-- Begin Data to use --

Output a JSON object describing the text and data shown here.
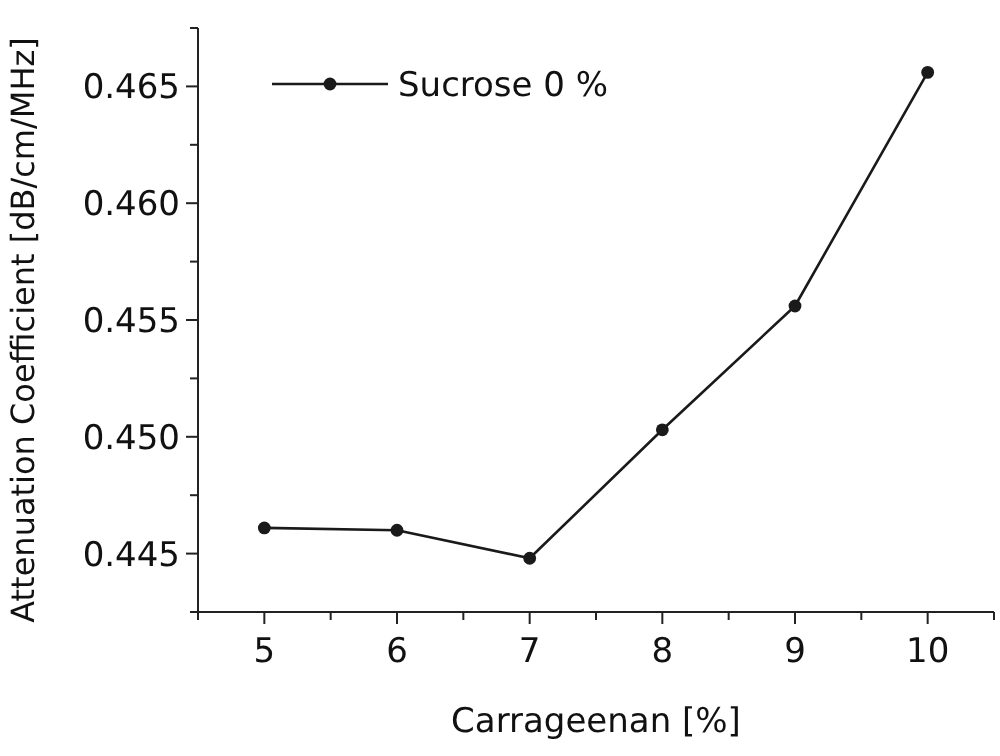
{
  "chart_data": {
    "type": "line",
    "xlabel": "Carrageenan [%]",
    "ylabel": "Attenuation Coefficient [dB/cm/MHz]",
    "x": [
      5,
      6,
      7,
      8,
      9,
      10
    ],
    "series": [
      {
        "name": "Sucrose 0 %",
        "color": "#1a1a1a",
        "values": [
          0.4461,
          0.446,
          0.4448,
          0.4503,
          0.4556,
          0.4656
        ]
      }
    ],
    "xlim": [
      4.5,
      10.5
    ],
    "xticks": [
      {
        "value": 4.5,
        "label": null
      },
      5,
      {
        "value": 5.5,
        "label": null
      },
      6,
      {
        "value": 6.5,
        "label": null
      },
      7,
      {
        "value": 7.5,
        "label": null
      },
      8,
      {
        "value": 8.5,
        "label": null
      },
      9,
      {
        "value": 9.5,
        "label": null
      },
      10,
      {
        "value": 10.5,
        "label": null
      }
    ],
    "ylim": [
      0.4425,
      0.4675
    ],
    "yticks": [
      {
        "value": 0.4425,
        "label": null
      },
      {
        "value": 0.445,
        "label": "0.445"
      },
      {
        "value": 0.4475,
        "label": null
      },
      {
        "value": 0.45,
        "label": "0.450"
      },
      {
        "value": 0.4525,
        "label": null
      },
      {
        "value": 0.455,
        "label": "0.455"
      },
      {
        "value": 0.4575,
        "label": null
      },
      {
        "value": 0.46,
        "label": "0.460"
      },
      {
        "value": 0.4625,
        "label": null
      },
      {
        "value": 0.465,
        "label": "0.465"
      },
      {
        "value": 0.4675,
        "label": null
      }
    ],
    "marker": "circle",
    "line_style": "solid",
    "legend": "top left",
    "grid": false
  }
}
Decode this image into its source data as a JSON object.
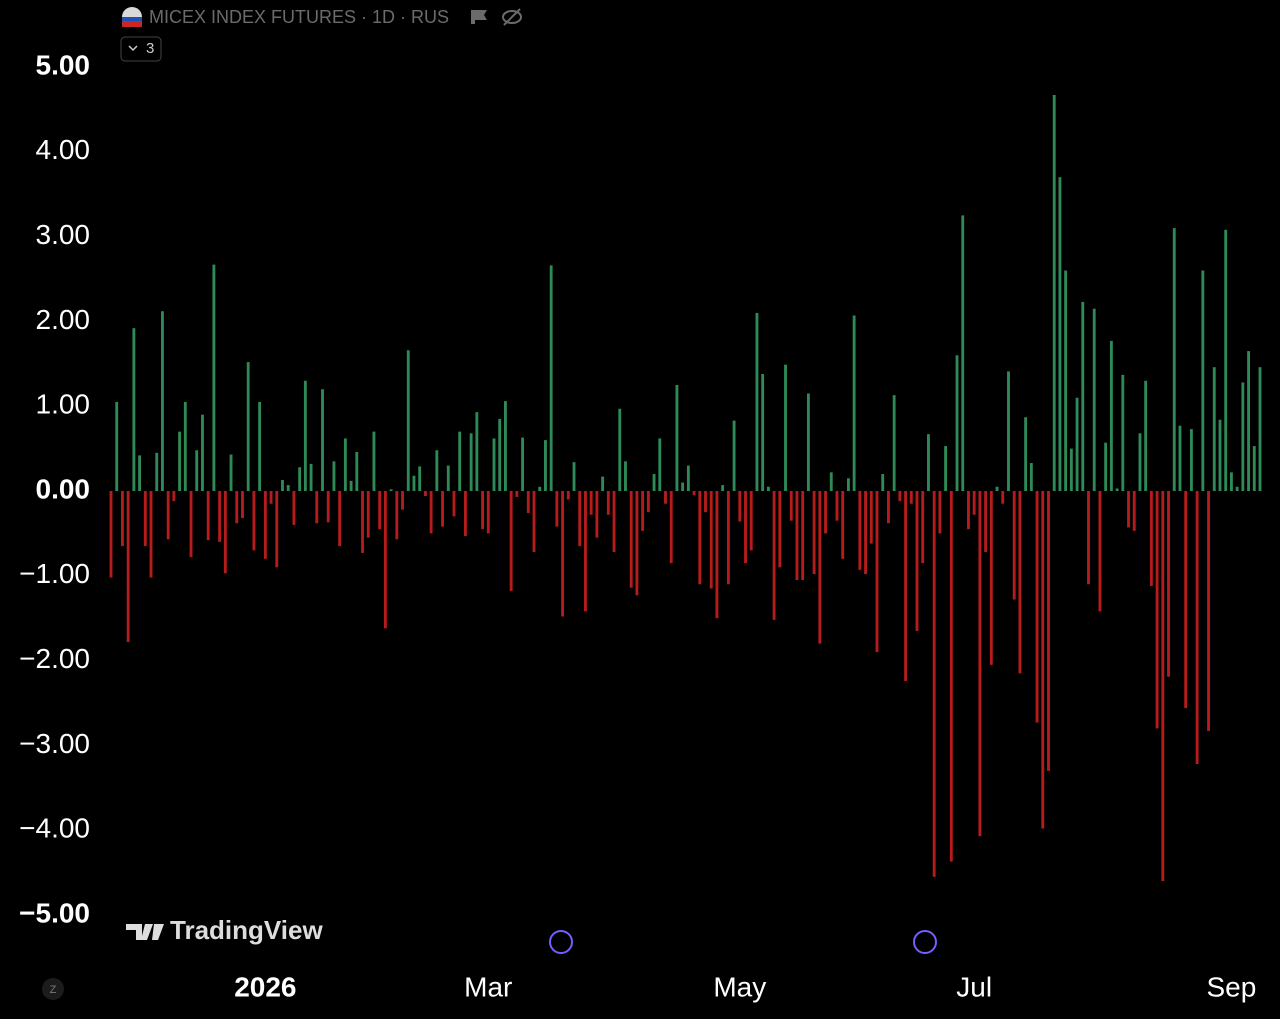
{
  "header": {
    "title": "MICEX INDEX FUTURES · 1D · RUS",
    "badge": "3"
  },
  "watermark": "TradingView",
  "corner": "Z",
  "chart_data": {
    "type": "bar",
    "categories": [
      null,
      null,
      null,
      null,
      null,
      null,
      null,
      null,
      null,
      null,
      null,
      null,
      null,
      null,
      null,
      null,
      null,
      null,
      null,
      null,
      null,
      null,
      null,
      null,
      null,
      null,
      null,
      "2026",
      null,
      null,
      null,
      null,
      null,
      null,
      null,
      null,
      null,
      null,
      null,
      null,
      null,
      null,
      null,
      null,
      null,
      null,
      null,
      null,
      null,
      null,
      null,
      null,
      null,
      null,
      null,
      null,
      null,
      null,
      null,
      null,
      null,
      null,
      null,
      null,
      null,
      null,
      "Mar",
      null,
      null,
      null,
      null,
      null,
      null,
      null,
      null,
      null,
      null,
      null,
      null,
      null,
      null,
      null,
      null,
      null,
      null,
      null,
      null,
      null,
      null,
      null,
      null,
      null,
      null,
      null,
      null,
      null,
      null,
      null,
      null,
      null,
      null,
      null,
      null,
      null,
      null,
      null,
      null,
      null,
      null,
      null,
      "May",
      null,
      null,
      null,
      null,
      null,
      null,
      null,
      null,
      null,
      null,
      null,
      null,
      null,
      null,
      null,
      null,
      null,
      null,
      null,
      null,
      null,
      null,
      null,
      null,
      null,
      null,
      null,
      null,
      null,
      null,
      null,
      null,
      null,
      null,
      null,
      null,
      null,
      null,
      null,
      null,
      "Jul",
      null,
      null,
      null,
      null,
      null,
      null,
      null,
      null,
      null,
      null,
      null,
      null,
      null,
      null,
      null,
      null,
      null,
      null,
      null,
      null,
      null,
      null,
      null,
      null,
      null,
      null,
      null,
      null,
      null,
      null,
      null,
      null,
      null,
      null,
      null,
      null,
      null,
      null,
      null,
      null,
      null,
      null,
      null,
      null,
      "Sep",
      null,
      null,
      null,
      null,
      null
    ],
    "values": [
      -1.02,
      1.05,
      -0.65,
      -1.78,
      1.92,
      0.42,
      -0.65,
      -1.02,
      0.45,
      2.12,
      -0.57,
      -0.12,
      0.7,
      1.05,
      -0.78,
      0.48,
      0.9,
      -0.58,
      2.67,
      -0.6,
      -0.97,
      0.43,
      -0.38,
      -0.32,
      1.52,
      -0.7,
      1.05,
      -0.8,
      -0.15,
      -0.9,
      0.13,
      0.07,
      -0.4,
      0.28,
      1.3,
      0.32,
      -0.38,
      1.2,
      -0.37,
      0.35,
      -0.65,
      0.62,
      0.12,
      0.46,
      -0.73,
      -0.55,
      0.7,
      -0.45,
      -1.62,
      0.02,
      -0.57,
      -0.22,
      1.66,
      0.18,
      0.29,
      -0.06,
      -0.5,
      0.48,
      -0.42,
      0.3,
      -0.3,
      0.7,
      -0.53,
      0.68,
      0.93,
      -0.45,
      -0.5,
      0.62,
      0.85,
      1.06,
      -1.18,
      -0.07,
      0.63,
      -0.26,
      -0.72,
      0.05,
      0.6,
      2.66,
      -0.42,
      -1.48,
      -0.1,
      0.34,
      -0.65,
      -1.42,
      -0.28,
      -0.55,
      0.17,
      -0.28,
      -0.72,
      0.97,
      0.35,
      -1.14,
      -1.23,
      -0.47,
      -0.25,
      0.2,
      0.62,
      -0.15,
      -0.85,
      1.25,
      0.1,
      0.3,
      -0.05,
      -1.1,
      -0.25,
      -1.15,
      -1.5,
      0.07,
      -1.1,
      0.83,
      -0.36,
      -0.85,
      -0.7,
      2.1,
      1.38,
      0.05,
      -1.52,
      -0.9,
      1.49,
      -0.35,
      -1.05,
      -1.05,
      1.15,
      -0.98,
      -1.8,
      -0.5,
      0.22,
      -0.35,
      -0.8,
      0.15,
      2.07,
      -0.93,
      -0.98,
      -0.62,
      -1.9,
      0.2,
      -0.38,
      1.13,
      -0.12,
      -2.24,
      -0.15,
      -1.65,
      -0.85,
      0.67,
      -4.55,
      -0.5,
      0.53,
      -4.37,
      1.6,
      3.25,
      -0.45,
      -0.28,
      -4.07,
      -0.72,
      -2.05,
      0.05,
      -0.15,
      1.41,
      -1.28,
      -2.15,
      0.87,
      0.33,
      -2.73,
      -3.98,
      -3.3,
      4.67,
      3.7,
      2.6,
      0.5,
      1.1,
      2.23,
      -1.1,
      2.15,
      -1.42,
      0.57,
      1.77,
      0.03,
      1.37,
      -0.43,
      -0.47,
      0.68,
      1.3,
      -1.12,
      -2.8,
      -4.6,
      -2.19,
      3.1,
      0.77,
      -2.56,
      0.73,
      -3.22,
      2.6,
      -2.83,
      1.46,
      0.84,
      3.08,
      0.22,
      0.05,
      1.28,
      1.65,
      0.53,
      1.46
    ],
    "up_color": "#2e8b57",
    "down_color": "#b71c1c",
    "ylim": [
      -5,
      5
    ],
    "yticks": [
      {
        "value": 5,
        "label": "5.00"
      },
      {
        "value": 4,
        "label": "4.00"
      },
      {
        "value": 3,
        "label": "3.00"
      },
      {
        "value": 2,
        "label": "2.00"
      },
      {
        "value": 1,
        "label": "1.00"
      },
      {
        "value": 0,
        "label": "0.00"
      },
      {
        "value": -1,
        "label": "−1.00"
      },
      {
        "value": -2,
        "label": "−2.00"
      },
      {
        "value": -3,
        "label": "−3.00"
      },
      {
        "value": -4,
        "label": "−4.00"
      },
      {
        "value": -5,
        "label": "−5.00"
      }
    ],
    "grid": false
  }
}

-- End Data to use --

**Given problem:** Pictures are to be left out; all else in the entries above is to be quoted exactly.

**Response for this exercise:**
Output a JSON object describing the text and data shown here.
{
  "chart_data": {
    "type": "line",
    "xlabel": "Carrageenan [%]",
    "ylabel": "Attenuation Coefficient [dB/cm/MHz]",
    "x": [
      5,
      6,
      7,
      8,
      9,
      10
    ],
    "series": [
      {
        "name": "Sucrose 0 %",
        "color": "#1a1a1a",
        "values": [
          0.4461,
          0.446,
          0.4448,
          0.4503,
          0.4556,
          0.4656
        ]
      }
    ],
    "xlim": [
      4.5,
      10.5
    ],
    "xticks": [
      {
        "value": 4.5,
        "label": null
      },
      5,
      {
        "value": 5.5,
        "label": null
      },
      6,
      {
        "value": 6.5,
        "label": null
      },
      7,
      {
        "value": 7.5,
        "label": null
      },
      8,
      {
        "value": 8.5,
        "label": null
      },
      9,
      {
        "value": 9.5,
        "label": null
      },
      10,
      {
        "value": 10.5,
        "label": null
      }
    ],
    "ylim": [
      0.4425,
      0.4675
    ],
    "yticks": [
      {
        "value": 0.4425,
        "label": null
      },
      {
        "value": 0.445,
        "label": "0.445"
      },
      {
        "value": 0.4475,
        "label": null
      },
      {
        "value": 0.45,
        "label": "0.450"
      },
      {
        "value": 0.4525,
        "label": null
      },
      {
        "value": 0.455,
        "label": "0.455"
      },
      {
        "value": 0.4575,
        "label": null
      },
      {
        "value": 0.46,
        "label": "0.460"
      },
      {
        "value": 0.4625,
        "label": null
      },
      {
        "value": 0.465,
        "label": "0.465"
      },
      {
        "value": 0.4675,
        "label": null
      }
    ],
    "marker": "circle",
    "line_style": "solid",
    "legend": "top left",
    "grid": false
  }
}
Decode this image into its source data as a JSON object.
{
  "header": {
    "title": "MICEX INDEX FUTURES · 1D · RUS",
    "badge": "3"
  },
  "watermark": "TradingView",
  "corner": "Z",
  "chart_data": {
    "type": "bar",
    "categories": [
      null,
      null,
      null,
      null,
      null,
      null,
      null,
      null,
      null,
      null,
      null,
      null,
      null,
      null,
      null,
      null,
      null,
      null,
      null,
      null,
      null,
      null,
      null,
      null,
      null,
      null,
      null,
      "2026",
      null,
      null,
      null,
      null,
      null,
      null,
      null,
      null,
      null,
      null,
      null,
      null,
      null,
      null,
      null,
      null,
      null,
      null,
      null,
      null,
      null,
      null,
      null,
      null,
      null,
      null,
      null,
      null,
      null,
      null,
      null,
      null,
      null,
      null,
      null,
      null,
      null,
      null,
      "Mar",
      null,
      null,
      null,
      null,
      null,
      null,
      null,
      null,
      null,
      null,
      null,
      null,
      null,
      null,
      null,
      null,
      null,
      null,
      null,
      null,
      null,
      null,
      null,
      null,
      null,
      null,
      null,
      null,
      null,
      null,
      null,
      null,
      null,
      null,
      null,
      null,
      null,
      null,
      null,
      null,
      null,
      null,
      null,
      "May",
      null,
      null,
      null,
      null,
      null,
      null,
      null,
      null,
      null,
      null,
      null,
      null,
      null,
      null,
      null,
      null,
      null,
      null,
      null,
      null,
      null,
      null,
      null,
      null,
      null,
      null,
      null,
      null,
      null,
      null,
      null,
      null,
      null,
      null,
      null,
      null,
      null,
      null,
      null,
      null,
      "Jul",
      null,
      null,
      null,
      null,
      null,
      null,
      null,
      null,
      null,
      null,
      null,
      null,
      null,
      null,
      null,
      null,
      null,
      null,
      null,
      null,
      null,
      null,
      null,
      null,
      null,
      null,
      null,
      null,
      null,
      null,
      null,
      null,
      null,
      null,
      null,
      null,
      null,
      null,
      null,
      null,
      null,
      null,
      null,
      null,
      "Sep",
      null,
      null,
      null,
      null,
      null
    ],
    "values": [
      -1.02,
      1.05,
      -0.65,
      -1.78,
      1.92,
      0.42,
      -0.65,
      -1.02,
      0.45,
      2.12,
      -0.57,
      -0.12,
      0.7,
      1.05,
      -0.78,
      0.48,
      0.9,
      -0.58,
      2.67,
      -0.6,
      -0.97,
      0.43,
      -0.38,
      -0.32,
      1.52,
      -0.7,
      1.05,
      -0.8,
      -0.15,
      -0.9,
      0.13,
      0.07,
      -0.4,
      0.28,
      1.3,
      0.32,
      -0.38,
      1.2,
      -0.37,
      0.35,
      -0.65,
      0.62,
      0.12,
      0.46,
      -0.73,
      -0.55,
      0.7,
      -0.45,
      -1.62,
      0.02,
      -0.57,
      -0.22,
      1.66,
      0.18,
      0.29,
      -0.06,
      -0.5,
      0.48,
      -0.42,
      0.3,
      -0.3,
      0.7,
      -0.53,
      0.68,
      0.93,
      -0.45,
      -0.5,
      0.62,
      0.85,
      1.06,
      -1.18,
      -0.07,
      0.63,
      -0.26,
      -0.72,
      0.05,
      0.6,
      2.66,
      -0.42,
      -1.48,
      -0.1,
      0.34,
      -0.65,
      -1.42,
      -0.28,
      -0.55,
      0.17,
      -0.28,
      -0.72,
      0.97,
      0.35,
      -1.14,
      -1.23,
      -0.47,
      -0.25,
      0.2,
      0.62,
      -0.15,
      -0.85,
      1.25,
      0.1,
      0.3,
      -0.05,
      -1.1,
      -0.25,
      -1.15,
      -1.5,
      0.07,
      -1.1,
      0.83,
      -0.36,
      -0.85,
      -0.7,
      2.1,
      1.38,
      0.05,
      -1.52,
      -0.9,
      1.49,
      -0.35,
      -1.05,
      -1.05,
      1.15,
      -0.98,
      -1.8,
      -0.5,
      0.22,
      -0.35,
      -0.8,
      0.15,
      2.07,
      -0.93,
      -0.98,
      -0.62,
      -1.9,
      0.2,
      -0.38,
      1.13,
      -0.12,
      -2.24,
      -0.15,
      -1.65,
      -0.85,
      0.67,
      -4.55,
      -0.5,
      0.53,
      -4.37,
      1.6,
      3.25,
      -0.45,
      -0.28,
      -4.07,
      -0.72,
      -2.05,
      0.05,
      -0.15,
      1.41,
      -1.28,
      -2.15,
      0.87,
      0.33,
      -2.73,
      -3.98,
      -3.3,
      4.67,
      3.7,
      2.6,
      0.5,
      1.1,
      2.23,
      -1.1,
      2.15,
      -1.42,
      0.57,
      1.77,
      0.03,
      1.37,
      -0.43,
      -0.47,
      0.68,
      1.3,
      -1.12,
      -2.8,
      -4.6,
      -2.19,
      3.1,
      0.77,
      -2.56,
      0.73,
      -3.22,
      2.6,
      -2.83,
      1.46,
      0.84,
      3.08,
      0.22,
      0.05,
      1.28,
      1.65,
      0.53,
      1.46
    ],
    "up_color": "#2e8b57",
    "down_color": "#b71c1c",
    "ylim": [
      -5,
      5
    ],
    "yticks": [
      {
        "value": 5,
        "label": "5.00"
      },
      {
        "value": 4,
        "label": "4.00"
      },
      {
        "value": 3,
        "label": "3.00"
      },
      {
        "value": 2,
        "label": "2.00"
      },
      {
        "value": 1,
        "label": "1.00"
      },
      {
        "value": 0,
        "label": "0.00"
      },
      {
        "value": -1,
        "label": "−1.00"
      },
      {
        "value": -2,
        "label": "−2.00"
      },
      {
        "value": -3,
        "label": "−3.00"
      },
      {
        "value": -4,
        "label": "−4.00"
      },
      {
        "value": -5,
        "label": "−5.00"
      }
    ],
    "grid": false
  }
}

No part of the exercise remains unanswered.